» **WHAT YOU HAVE TO DO**: Reply with the count of lines holding "Trademarks", nothing more.

[Dataset records]

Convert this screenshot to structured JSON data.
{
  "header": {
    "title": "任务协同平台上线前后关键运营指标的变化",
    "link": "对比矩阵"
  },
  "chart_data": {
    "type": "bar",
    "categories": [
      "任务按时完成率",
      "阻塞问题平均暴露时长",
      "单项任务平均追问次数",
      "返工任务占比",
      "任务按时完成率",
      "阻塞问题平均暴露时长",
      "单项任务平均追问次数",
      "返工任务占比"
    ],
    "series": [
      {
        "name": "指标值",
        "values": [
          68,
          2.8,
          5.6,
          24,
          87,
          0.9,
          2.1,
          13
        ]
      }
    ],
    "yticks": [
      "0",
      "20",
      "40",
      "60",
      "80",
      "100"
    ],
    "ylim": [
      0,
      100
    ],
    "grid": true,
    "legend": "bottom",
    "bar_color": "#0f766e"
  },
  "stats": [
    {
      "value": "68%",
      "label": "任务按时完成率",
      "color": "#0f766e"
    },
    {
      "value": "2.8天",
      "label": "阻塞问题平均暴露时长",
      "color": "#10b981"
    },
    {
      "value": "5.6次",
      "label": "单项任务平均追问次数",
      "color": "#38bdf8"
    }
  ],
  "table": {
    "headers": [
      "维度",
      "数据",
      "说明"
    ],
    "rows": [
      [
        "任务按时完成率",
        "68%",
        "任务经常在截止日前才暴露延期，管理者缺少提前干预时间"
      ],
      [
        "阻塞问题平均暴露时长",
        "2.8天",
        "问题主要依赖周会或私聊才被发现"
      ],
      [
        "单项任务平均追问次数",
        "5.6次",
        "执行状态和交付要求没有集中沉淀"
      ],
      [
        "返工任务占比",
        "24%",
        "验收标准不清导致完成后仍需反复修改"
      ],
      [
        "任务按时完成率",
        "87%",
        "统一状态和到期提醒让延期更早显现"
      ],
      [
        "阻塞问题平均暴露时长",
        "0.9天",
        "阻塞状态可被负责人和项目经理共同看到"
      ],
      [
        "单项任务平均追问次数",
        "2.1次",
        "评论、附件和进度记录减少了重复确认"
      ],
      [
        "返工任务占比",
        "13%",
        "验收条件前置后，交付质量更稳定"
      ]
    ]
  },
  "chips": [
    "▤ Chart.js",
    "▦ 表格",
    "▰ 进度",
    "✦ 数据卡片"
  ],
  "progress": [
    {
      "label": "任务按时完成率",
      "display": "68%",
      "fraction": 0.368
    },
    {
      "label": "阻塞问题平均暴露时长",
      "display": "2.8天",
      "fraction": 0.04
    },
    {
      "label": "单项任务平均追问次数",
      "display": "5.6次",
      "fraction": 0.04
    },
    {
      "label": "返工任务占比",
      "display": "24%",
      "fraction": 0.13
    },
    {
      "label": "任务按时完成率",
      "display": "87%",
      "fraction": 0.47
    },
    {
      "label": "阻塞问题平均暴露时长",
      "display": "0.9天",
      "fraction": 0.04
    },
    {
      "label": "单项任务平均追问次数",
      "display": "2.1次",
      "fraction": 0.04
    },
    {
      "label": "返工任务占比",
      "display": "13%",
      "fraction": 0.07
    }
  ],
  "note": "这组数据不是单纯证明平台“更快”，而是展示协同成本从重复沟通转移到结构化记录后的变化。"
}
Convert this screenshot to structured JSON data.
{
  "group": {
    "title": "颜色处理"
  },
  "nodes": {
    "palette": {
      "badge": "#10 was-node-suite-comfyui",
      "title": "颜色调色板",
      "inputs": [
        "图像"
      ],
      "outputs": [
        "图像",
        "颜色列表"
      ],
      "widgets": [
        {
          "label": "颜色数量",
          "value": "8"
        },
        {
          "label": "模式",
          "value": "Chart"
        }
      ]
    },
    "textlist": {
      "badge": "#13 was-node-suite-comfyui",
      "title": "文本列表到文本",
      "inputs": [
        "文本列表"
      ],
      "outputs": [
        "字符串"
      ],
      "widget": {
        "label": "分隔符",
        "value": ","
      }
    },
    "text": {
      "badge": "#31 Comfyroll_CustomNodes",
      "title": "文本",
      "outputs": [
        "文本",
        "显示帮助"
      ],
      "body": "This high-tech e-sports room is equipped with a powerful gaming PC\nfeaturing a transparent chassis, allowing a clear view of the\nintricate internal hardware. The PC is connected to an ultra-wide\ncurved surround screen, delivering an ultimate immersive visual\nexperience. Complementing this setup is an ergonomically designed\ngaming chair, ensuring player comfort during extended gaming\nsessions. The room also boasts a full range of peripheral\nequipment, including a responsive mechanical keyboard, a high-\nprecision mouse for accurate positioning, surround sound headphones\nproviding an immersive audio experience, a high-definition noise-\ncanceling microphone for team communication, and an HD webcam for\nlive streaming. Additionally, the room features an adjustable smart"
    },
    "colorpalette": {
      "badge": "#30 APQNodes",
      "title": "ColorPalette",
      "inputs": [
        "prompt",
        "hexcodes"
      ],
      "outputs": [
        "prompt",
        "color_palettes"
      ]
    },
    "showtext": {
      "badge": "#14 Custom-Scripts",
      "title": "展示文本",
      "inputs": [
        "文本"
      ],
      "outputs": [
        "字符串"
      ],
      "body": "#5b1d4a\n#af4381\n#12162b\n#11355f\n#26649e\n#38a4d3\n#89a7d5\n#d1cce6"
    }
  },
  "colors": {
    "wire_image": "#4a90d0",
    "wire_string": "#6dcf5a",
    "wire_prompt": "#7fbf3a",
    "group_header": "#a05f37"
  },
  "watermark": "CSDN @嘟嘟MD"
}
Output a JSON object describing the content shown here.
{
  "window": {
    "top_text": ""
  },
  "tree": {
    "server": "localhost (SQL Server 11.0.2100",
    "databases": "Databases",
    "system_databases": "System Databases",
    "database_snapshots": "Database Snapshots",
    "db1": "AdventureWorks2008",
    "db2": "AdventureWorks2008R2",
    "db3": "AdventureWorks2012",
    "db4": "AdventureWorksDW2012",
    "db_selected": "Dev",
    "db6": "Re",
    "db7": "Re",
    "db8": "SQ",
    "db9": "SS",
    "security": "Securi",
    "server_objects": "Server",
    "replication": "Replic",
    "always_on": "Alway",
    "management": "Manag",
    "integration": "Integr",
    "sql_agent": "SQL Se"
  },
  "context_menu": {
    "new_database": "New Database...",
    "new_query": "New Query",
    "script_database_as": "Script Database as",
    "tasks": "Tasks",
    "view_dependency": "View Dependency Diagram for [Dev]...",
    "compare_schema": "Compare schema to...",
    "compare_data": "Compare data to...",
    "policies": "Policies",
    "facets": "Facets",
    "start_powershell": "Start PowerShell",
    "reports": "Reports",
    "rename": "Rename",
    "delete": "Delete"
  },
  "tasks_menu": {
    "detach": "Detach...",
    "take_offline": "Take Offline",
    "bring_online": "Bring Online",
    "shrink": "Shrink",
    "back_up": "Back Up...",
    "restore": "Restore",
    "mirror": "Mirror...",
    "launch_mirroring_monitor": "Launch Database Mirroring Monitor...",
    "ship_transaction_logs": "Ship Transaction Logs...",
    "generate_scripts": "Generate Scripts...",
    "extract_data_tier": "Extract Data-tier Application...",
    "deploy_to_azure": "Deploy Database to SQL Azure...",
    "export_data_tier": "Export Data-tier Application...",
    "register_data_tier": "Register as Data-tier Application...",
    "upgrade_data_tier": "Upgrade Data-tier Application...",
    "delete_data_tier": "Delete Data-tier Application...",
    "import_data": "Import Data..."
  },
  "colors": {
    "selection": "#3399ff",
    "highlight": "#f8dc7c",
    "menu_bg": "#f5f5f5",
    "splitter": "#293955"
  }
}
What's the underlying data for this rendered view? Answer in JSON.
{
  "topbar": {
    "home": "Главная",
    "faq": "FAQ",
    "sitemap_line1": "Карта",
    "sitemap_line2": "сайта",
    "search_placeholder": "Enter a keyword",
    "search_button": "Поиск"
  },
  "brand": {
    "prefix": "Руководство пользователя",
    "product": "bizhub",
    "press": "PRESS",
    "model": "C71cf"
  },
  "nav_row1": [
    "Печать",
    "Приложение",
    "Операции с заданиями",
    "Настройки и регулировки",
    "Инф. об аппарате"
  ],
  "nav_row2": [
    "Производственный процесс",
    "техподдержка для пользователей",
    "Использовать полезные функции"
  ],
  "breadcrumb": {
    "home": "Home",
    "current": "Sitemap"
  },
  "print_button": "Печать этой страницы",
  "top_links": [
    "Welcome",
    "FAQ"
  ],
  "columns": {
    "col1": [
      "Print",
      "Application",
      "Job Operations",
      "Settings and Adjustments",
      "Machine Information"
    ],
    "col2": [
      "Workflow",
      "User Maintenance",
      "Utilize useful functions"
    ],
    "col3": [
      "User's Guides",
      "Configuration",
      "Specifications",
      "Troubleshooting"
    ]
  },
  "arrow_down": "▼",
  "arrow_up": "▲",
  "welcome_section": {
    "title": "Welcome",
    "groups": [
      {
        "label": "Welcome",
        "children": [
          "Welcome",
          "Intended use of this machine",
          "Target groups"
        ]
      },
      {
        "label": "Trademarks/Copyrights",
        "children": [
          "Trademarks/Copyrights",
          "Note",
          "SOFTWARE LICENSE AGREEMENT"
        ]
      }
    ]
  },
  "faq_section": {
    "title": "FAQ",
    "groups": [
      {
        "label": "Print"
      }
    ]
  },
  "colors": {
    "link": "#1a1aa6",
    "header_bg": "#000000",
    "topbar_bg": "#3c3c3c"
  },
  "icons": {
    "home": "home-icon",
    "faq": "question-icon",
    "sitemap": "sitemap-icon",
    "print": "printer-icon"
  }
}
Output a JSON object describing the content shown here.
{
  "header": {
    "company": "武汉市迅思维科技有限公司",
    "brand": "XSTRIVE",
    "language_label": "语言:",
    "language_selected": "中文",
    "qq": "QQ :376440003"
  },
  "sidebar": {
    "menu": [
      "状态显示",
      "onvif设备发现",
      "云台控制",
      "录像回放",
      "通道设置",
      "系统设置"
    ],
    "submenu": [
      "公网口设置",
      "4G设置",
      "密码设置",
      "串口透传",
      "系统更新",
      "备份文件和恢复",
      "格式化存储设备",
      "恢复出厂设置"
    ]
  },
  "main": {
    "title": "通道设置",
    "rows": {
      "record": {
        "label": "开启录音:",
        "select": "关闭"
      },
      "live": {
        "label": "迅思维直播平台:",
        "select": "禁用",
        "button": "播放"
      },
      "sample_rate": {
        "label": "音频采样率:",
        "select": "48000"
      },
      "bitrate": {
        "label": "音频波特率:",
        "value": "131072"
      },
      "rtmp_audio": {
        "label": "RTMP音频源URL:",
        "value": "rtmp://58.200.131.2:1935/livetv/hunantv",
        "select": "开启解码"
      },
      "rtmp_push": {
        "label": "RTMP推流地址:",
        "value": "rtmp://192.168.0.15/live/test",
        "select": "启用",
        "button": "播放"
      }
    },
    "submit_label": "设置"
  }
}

» **FINISHED TASK**: 2